• [Your task]:
Copy out every line of the data exactly.

+---+

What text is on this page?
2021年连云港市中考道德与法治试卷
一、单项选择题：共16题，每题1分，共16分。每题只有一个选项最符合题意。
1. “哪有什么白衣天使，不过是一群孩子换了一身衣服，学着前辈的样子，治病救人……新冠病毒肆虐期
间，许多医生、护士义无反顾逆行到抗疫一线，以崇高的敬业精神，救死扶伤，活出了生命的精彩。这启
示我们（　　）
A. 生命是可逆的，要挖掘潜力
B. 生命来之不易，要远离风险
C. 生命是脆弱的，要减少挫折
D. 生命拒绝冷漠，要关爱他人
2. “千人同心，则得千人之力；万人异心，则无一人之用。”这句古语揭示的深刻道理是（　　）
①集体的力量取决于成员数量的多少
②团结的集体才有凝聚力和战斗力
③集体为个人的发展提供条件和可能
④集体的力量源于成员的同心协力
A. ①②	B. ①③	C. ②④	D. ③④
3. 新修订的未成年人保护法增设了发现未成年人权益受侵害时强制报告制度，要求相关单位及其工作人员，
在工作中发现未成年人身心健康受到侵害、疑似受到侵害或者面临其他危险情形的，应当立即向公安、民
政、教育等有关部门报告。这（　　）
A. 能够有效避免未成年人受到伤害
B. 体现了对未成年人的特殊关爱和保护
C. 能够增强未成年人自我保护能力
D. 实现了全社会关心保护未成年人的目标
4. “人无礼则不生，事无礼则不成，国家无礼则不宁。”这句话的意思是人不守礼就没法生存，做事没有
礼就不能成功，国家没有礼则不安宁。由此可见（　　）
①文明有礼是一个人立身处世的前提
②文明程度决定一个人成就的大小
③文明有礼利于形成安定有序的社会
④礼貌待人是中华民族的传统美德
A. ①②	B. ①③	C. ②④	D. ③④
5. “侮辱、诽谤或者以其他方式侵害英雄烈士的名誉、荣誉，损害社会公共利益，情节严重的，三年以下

+---+

• [Reply to the task]:
What text is on this page?
2021年连云港市中考道德与法治试卷
一、单项选择题：共16题，每题1分，共16分。每题只有一个选项最符合题意。
1. “哪有什么白衣天使，不过是一群孩子换了一身衣服，学着前辈的样子，治病救人……新冠病毒肆虐期
间，许多医生、护士义无反顾逆行到抗疫一线，以崇高的敬业精神，救死扶伤，活出了生命的精彩。这启
示我们（　　）
A. 生命是可逆的，要挖掘潜力
B. 生命来之不易，要远离风险
C. 生命是脆弱的，要减少挫折
D. 生命拒绝冷漠，要关爱他人
2. “千人同心，则得千人之力；万人异心，则无一人之用。”这句古语揭示的深刻道理是（　　）
①集体的力量取决于成员数量的多少
②团结的集体才有凝聚力和战斗力
③集体为个人的发展提供条件和可能
④集体的力量源于成员的同心协力
A. ①②	B. ①③	C. ②④	D. ③④
3. 新修订的未成年人保护法增设了发现未成年人权益受侵害时强制报告制度，要求相关单位及其工作人员，
在工作中发现未成年人身心健康受到侵害、疑似受到侵害或者面临其他危险情形的，应当立即向公安、民
政、教育等有关部门报告。这（　　）
A. 能够有效避免未成年人受到伤害
B. 体现了对未成年人的特殊关爱和保护
C. 能够增强未成年人自我保护能力
D. 实现了全社会关心保护未成年人的目标
4. “人无礼则不生，事无礼则不成，国家无礼则不宁。”这句话的意思是人不守礼就没法生存，做事没有
礼就不能成功，国家没有礼则不安宁。由此可见（　　）
①文明有礼是一个人立身处世的前提
②文明程度决定一个人成就的大小
③文明有礼利于形成安定有序的社会
④礼貌待人是中华民族的传统美德
A. ①②	B. ①③	C. ②④	D. ③④
5. “侮辱、诽谤或者以其他方式侵害英雄烈士的名誉、荣誉，损害社会公共利益，情节严重的，三年以下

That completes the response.